> _Do this_
Extract all lines that hold "Twitter" from the records below.
====================
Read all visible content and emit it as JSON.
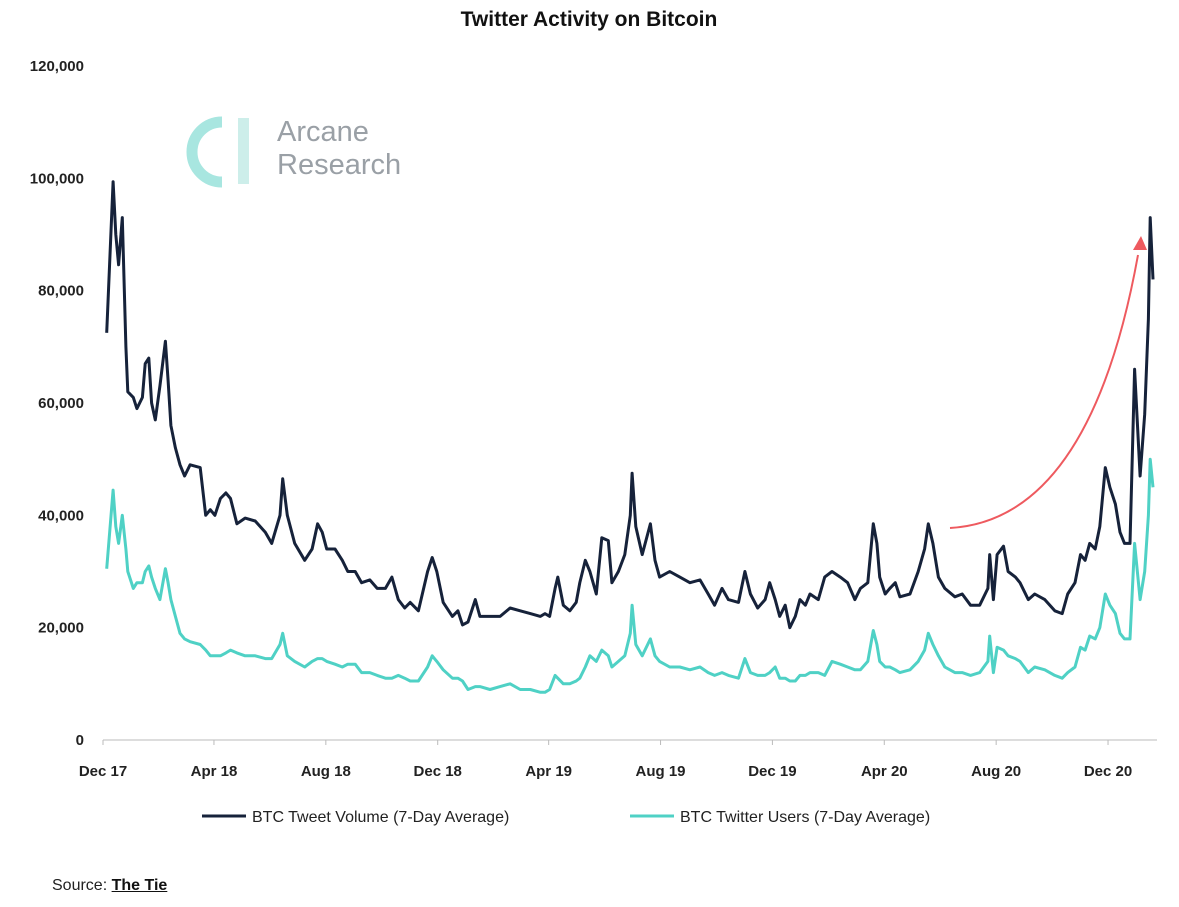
{
  "chart_data": {
    "type": "line",
    "title": "Twitter Activity on Bitcoin",
    "xlabel": "",
    "ylabel": "",
    "ylim": [
      0,
      120000
    ],
    "yticks": [
      "0",
      "20,000",
      "40,000",
      "60,000",
      "80,000",
      "100,000",
      "120,000"
    ],
    "ytick_values": [
      0,
      20000,
      40000,
      60000,
      80000,
      100000,
      120000
    ],
    "xticks": [
      "Dec 17",
      "Apr 18",
      "Aug 18",
      "Dec 18",
      "Apr 19",
      "Aug 19",
      "Dec 19",
      "Apr 20",
      "Aug 20",
      "Dec 20"
    ],
    "xtick_dates": [
      "2017-12-01",
      "2018-04-01",
      "2018-08-01",
      "2018-12-01",
      "2019-04-01",
      "2019-08-01",
      "2019-12-01",
      "2020-04-01",
      "2020-08-01",
      "2020-12-01"
    ],
    "xlim": [
      "2017-12-01",
      "2021-01-25"
    ],
    "grid": false,
    "legend_placement": "bottom",
    "x": [
      "2017-12-05",
      "2017-12-12",
      "2017-12-15",
      "2017-12-18",
      "2017-12-22",
      "2017-12-26",
      "2017-12-28",
      "2018-01-03",
      "2018-01-07",
      "2018-01-13",
      "2018-01-16",
      "2018-01-20",
      "2018-01-23",
      "2018-01-27",
      "2018-02-01",
      "2018-02-07",
      "2018-02-10",
      "2018-02-13",
      "2018-02-18",
      "2018-02-23",
      "2018-02-28",
      "2018-03-06",
      "2018-03-17",
      "2018-03-23",
      "2018-03-28",
      "2018-04-02",
      "2018-04-08",
      "2018-04-14",
      "2018-04-19",
      "2018-04-26",
      "2018-05-05",
      "2018-05-16",
      "2018-05-27",
      "2018-06-03",
      "2018-06-12",
      "2018-06-15",
      "2018-06-20",
      "2018-06-28",
      "2018-07-09",
      "2018-07-17",
      "2018-07-23",
      "2018-07-28",
      "2018-08-02",
      "2018-08-11",
      "2018-08-19",
      "2018-08-25",
      "2018-09-02",
      "2018-09-09",
      "2018-09-18",
      "2018-09-26",
      "2018-10-05",
      "2018-10-12",
      "2018-10-19",
      "2018-10-26",
      "2018-11-01",
      "2018-11-10",
      "2018-11-20",
      "2018-11-25",
      "2018-11-30",
      "2018-12-07",
      "2018-12-17",
      "2018-12-23",
      "2018-12-28",
      "2019-01-03",
      "2019-01-11",
      "2019-01-16",
      "2019-01-27",
      "2019-02-07",
      "2019-02-18",
      "2019-03-01",
      "2019-03-12",
      "2019-03-23",
      "2019-03-28",
      "2019-04-02",
      "2019-04-08",
      "2019-04-11",
      "2019-04-17",
      "2019-04-24",
      "2019-05-01",
      "2019-05-05",
      "2019-05-11",
      "2019-05-16",
      "2019-05-23",
      "2019-05-29",
      "2019-06-05",
      "2019-06-09",
      "2019-06-16",
      "2019-06-23",
      "2019-06-29",
      "2019-07-01",
      "2019-07-05",
      "2019-07-12",
      "2019-07-21",
      "2019-07-26",
      "2019-07-31",
      "2019-08-11",
      "2019-08-22",
      "2019-09-02",
      "2019-09-13",
      "2019-09-22",
      "2019-09-29",
      "2019-10-07",
      "2019-10-14",
      "2019-10-25",
      "2019-11-01",
      "2019-11-07",
      "2019-11-15",
      "2019-11-23",
      "2019-11-28",
      "2019-12-04",
      "2019-12-09",
      "2019-12-15",
      "2019-12-20",
      "2019-12-26",
      "2019-12-31",
      "2020-01-06",
      "2020-01-11",
      "2020-01-20",
      "2020-01-27",
      "2020-02-04",
      "2020-02-13",
      "2020-02-21",
      "2020-02-29",
      "2020-03-06",
      "2020-03-14",
      "2020-03-20",
      "2020-03-24",
      "2020-03-27",
      "2020-04-02",
      "2020-04-07",
      "2020-04-13",
      "2020-04-18",
      "2020-04-29",
      "2020-05-08",
      "2020-05-15",
      "2020-05-19",
      "2020-05-24",
      "2020-05-30",
      "2020-06-06",
      "2020-06-17",
      "2020-06-25",
      "2020-07-04",
      "2020-07-14",
      "2020-07-23",
      "2020-07-25",
      "2020-07-29",
      "2020-08-02",
      "2020-08-09",
      "2020-08-14",
      "2020-08-22",
      "2020-08-27",
      "2020-09-05",
      "2020-09-12",
      "2020-09-23",
      "2020-10-04",
      "2020-10-12",
      "2020-10-18",
      "2020-10-26",
      "2020-11-01",
      "2020-11-06",
      "2020-11-11",
      "2020-11-17",
      "2020-11-22",
      "2020-11-28",
      "2020-12-03",
      "2020-12-09",
      "2020-12-14",
      "2020-12-19",
      "2020-12-25",
      "2020-12-30",
      "2021-01-05",
      "2021-01-10",
      "2021-01-14",
      "2021-01-16",
      "2021-01-19"
    ],
    "series": [
      {
        "name": "BTC Tweet Volume (7-Day Average)",
        "color": "#16223a",
        "values": [
          72500,
          99400,
          90000,
          84600,
          93000,
          70000,
          62000,
          61000,
          59000,
          61000,
          67000,
          68000,
          60000,
          57000,
          63000,
          71000,
          64000,
          56000,
          52000,
          49000,
          47000,
          49000,
          48500,
          40000,
          41000,
          40000,
          43000,
          44000,
          43000,
          38500,
          39500,
          39000,
          37000,
          35000,
          40000,
          46500,
          40000,
          35000,
          32000,
          34000,
          38500,
          37000,
          34000,
          34000,
          32000,
          30000,
          30000,
          28000,
          28500,
          27000,
          27000,
          29000,
          25000,
          23500,
          24500,
          23000,
          30000,
          32500,
          30000,
          24500,
          22000,
          23000,
          20500,
          21000,
          25000,
          22000,
          22000,
          22000,
          23500,
          23000,
          22500,
          22000,
          22500,
          22000,
          27000,
          29000,
          24000,
          23000,
          24500,
          28000,
          32000,
          30000,
          26000,
          36000,
          35500,
          28000,
          30000,
          33000,
          40000,
          47500,
          38000,
          33000,
          38500,
          32000,
          29000,
          30000,
          29000,
          28000,
          28500,
          26000,
          24000,
          27000,
          25000,
          24500,
          30000,
          26000,
          23500,
          25000,
          28000,
          25000,
          22000,
          24000,
          20000,
          22000,
          25000,
          24000,
          26000,
          25000,
          29000,
          30000,
          29000,
          28000,
          25000,
          27000,
          28000,
          38500,
          35000,
          29000,
          26000,
          27000,
          28000,
          25500,
          26000,
          30000,
          34000,
          38500,
          35000,
          29000,
          27000,
          25500,
          26000,
          24000,
          24000,
          27000,
          33000,
          25000,
          33000,
          34500,
          30000,
          29000,
          28000,
          25000,
          26000,
          25000,
          23000,
          22500,
          26000,
          28000,
          33000,
          32000,
          35000,
          34000,
          38000,
          48500,
          45000,
          42000,
          37000,
          35000,
          35000,
          66000,
          47000,
          58000,
          75000,
          93000,
          82000
        ]
      },
      {
        "name": "BTC Twitter Users (7-Day Average)",
        "color": "#4fd1c5",
        "values": [
          30500,
          44500,
          38000,
          35000,
          40000,
          34000,
          30000,
          27000,
          28000,
          28000,
          30000,
          31000,
          29000,
          27000,
          25000,
          30500,
          28000,
          25000,
          22000,
          19000,
          18000,
          17500,
          17000,
          16000,
          15000,
          15000,
          15000,
          15500,
          16000,
          15500,
          15000,
          15000,
          14500,
          14500,
          17000,
          19000,
          15000,
          14000,
          13000,
          14000,
          14500,
          14500,
          14000,
          13500,
          13000,
          13500,
          13500,
          12000,
          12000,
          11500,
          11000,
          11000,
          11500,
          11000,
          10500,
          10500,
          13000,
          15000,
          14000,
          12500,
          11000,
          11000,
          10500,
          9000,
          9500,
          9500,
          9000,
          9500,
          10000,
          9000,
          9000,
          8500,
          8500,
          9000,
          11500,
          11000,
          10000,
          10000,
          10500,
          11000,
          13000,
          15000,
          14000,
          16000,
          15000,
          13000,
          14000,
          15000,
          19000,
          24000,
          17000,
          15000,
          18000,
          15000,
          14000,
          13000,
          13000,
          12500,
          13000,
          12000,
          11500,
          12000,
          11500,
          11000,
          14500,
          12000,
          11500,
          11500,
          12000,
          13000,
          11000,
          11000,
          10500,
          10500,
          11500,
          11500,
          12000,
          12000,
          11500,
          14000,
          13500,
          13000,
          12500,
          12500,
          14000,
          19500,
          17000,
          14000,
          13000,
          13000,
          12500,
          12000,
          12500,
          14000,
          16000,
          19000,
          17000,
          15000,
          13000,
          12000,
          12000,
          11500,
          12000,
          14000,
          18500,
          12000,
          16500,
          16000,
          15000,
          14500,
          14000,
          12000,
          13000,
          12500,
          11500,
          11000,
          12000,
          13000,
          16500,
          16000,
          18500,
          18000,
          20000,
          26000,
          24000,
          22500,
          19000,
          18000,
          18000,
          35000,
          25000,
          30000,
          40000,
          50000,
          45000
        ]
      }
    ]
  },
  "logo": {
    "line1": "Arcane",
    "line2": "Research",
    "color": "#a8e6e0"
  },
  "annotation": {
    "arrow_color": "#ee5a5f"
  },
  "source": {
    "label": "Source:",
    "name": "The Tie"
  }
}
====================
> _The reply_
    "title": "Twitter Activity on Bitcoin",
        "name": "BTC Twitter Users (7-Day Average)",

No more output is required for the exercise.